• GIVEN REQUEST: Return each line of the data below exactly, omitting any pictures.
— start DATA FOR PROCESSING —
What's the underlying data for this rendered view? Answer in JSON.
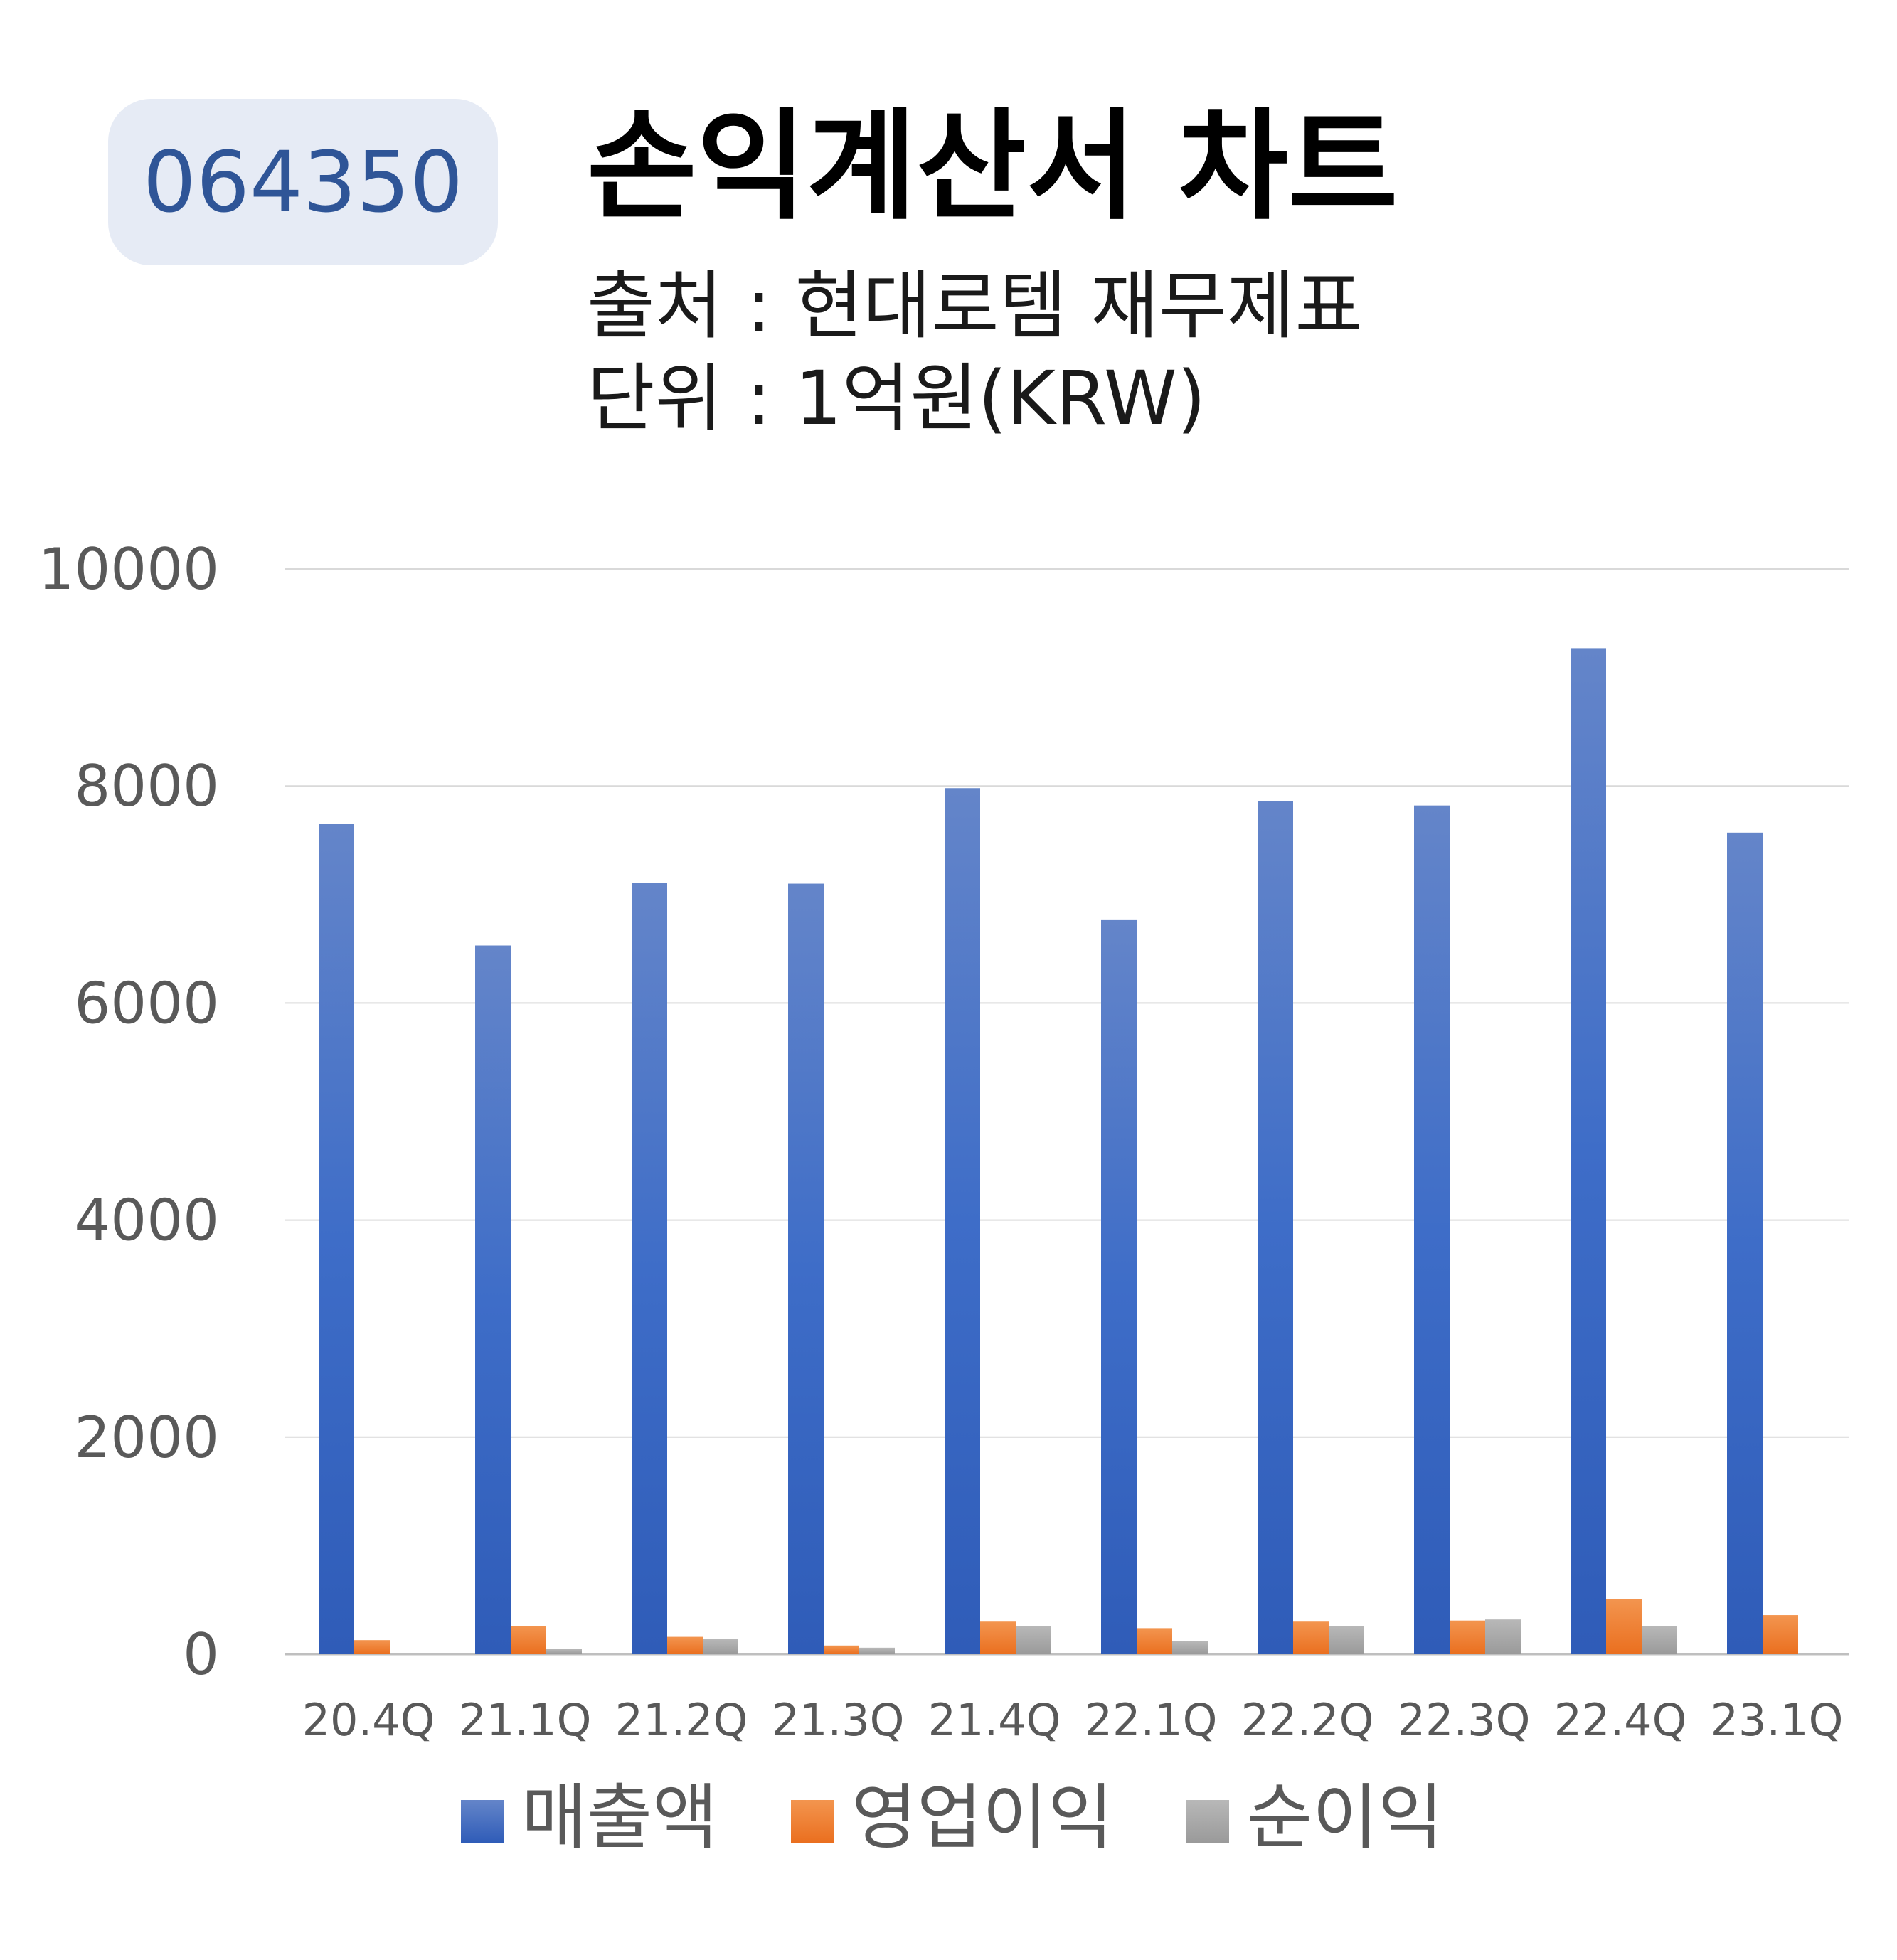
{
  "ticker": "064350",
  "title": "손익계산서 차트",
  "source_line": "출처 : 현대로템 재무제표",
  "unit_line": "단위 : 1억원(KRW)",
  "colors": {
    "badge_bg": "#e6ebf5",
    "badge_text": "#2f5597",
    "revenue": "#4472c4",
    "operating_income": "#ed7d31",
    "net_income": "#a5a5a5",
    "gridline": "#d9d9d9",
    "axis_text": "#595959"
  },
  "chart_data": {
    "type": "bar",
    "categories": [
      "20.4Q",
      "21.1Q",
      "21.2Q",
      "21.3Q",
      "21.4Q",
      "22.1Q",
      "22.2Q",
      "22.3Q",
      "22.4Q",
      "23.1Q"
    ],
    "series": [
      {
        "name": "매출액",
        "color": "#4472c4",
        "values": [
          7650,
          6530,
          7110,
          7100,
          7980,
          6770,
          7860,
          7820,
          9270,
          7570
        ]
      },
      {
        "name": "영업이익",
        "color": "#ed7d31",
        "values": [
          130,
          260,
          160,
          80,
          300,
          240,
          300,
          310,
          510,
          360
        ]
      },
      {
        "name": "순이익",
        "color": "#a5a5a5",
        "values": [
          0,
          50,
          140,
          60,
          260,
          120,
          260,
          320,
          260,
          0
        ]
      }
    ],
    "ylim": [
      0,
      10000
    ],
    "yticks": [
      "0",
      "2000",
      "4000",
      "6000",
      "8000",
      "10000"
    ],
    "grid": true,
    "legend_position": "bottom"
  }
}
— end DATA FOR PROCESSING —
• WRITTEN RESPONSE:
What's the underlying data for this rendered view? Answer in JSON.
{
  "ticker": "064350",
  "title": "손익계산서 차트",
  "source_line": "출처 : 현대로템 재무제표",
  "unit_line": "단위 : 1억원(KRW)",
  "colors": {
    "badge_bg": "#e6ebf5",
    "badge_text": "#2f5597",
    "revenue": "#4472c4",
    "operating_income": "#ed7d31",
    "net_income": "#a5a5a5",
    "gridline": "#d9d9d9",
    "axis_text": "#595959"
  },
  "chart_data": {
    "type": "bar",
    "categories": [
      "20.4Q",
      "21.1Q",
      "21.2Q",
      "21.3Q",
      "21.4Q",
      "22.1Q",
      "22.2Q",
      "22.3Q",
      "22.4Q",
      "23.1Q"
    ],
    "series": [
      {
        "name": "매출액",
        "color": "#4472c4",
        "values": [
          7650,
          6530,
          7110,
          7100,
          7980,
          6770,
          7860,
          7820,
          9270,
          7570
        ]
      },
      {
        "name": "영업이익",
        "color": "#ed7d31",
        "values": [
          130,
          260,
          160,
          80,
          300,
          240,
          300,
          310,
          510,
          360
        ]
      },
      {
        "name": "순이익",
        "color": "#a5a5a5",
        "values": [
          0,
          50,
          140,
          60,
          260,
          120,
          260,
          320,
          260,
          0
        ]
      }
    ],
    "ylim": [
      0,
      10000
    ],
    "yticks": [
      "0",
      "2000",
      "4000",
      "6000",
      "8000",
      "10000"
    ],
    "grid": true,
    "legend_position": "bottom"
  }
}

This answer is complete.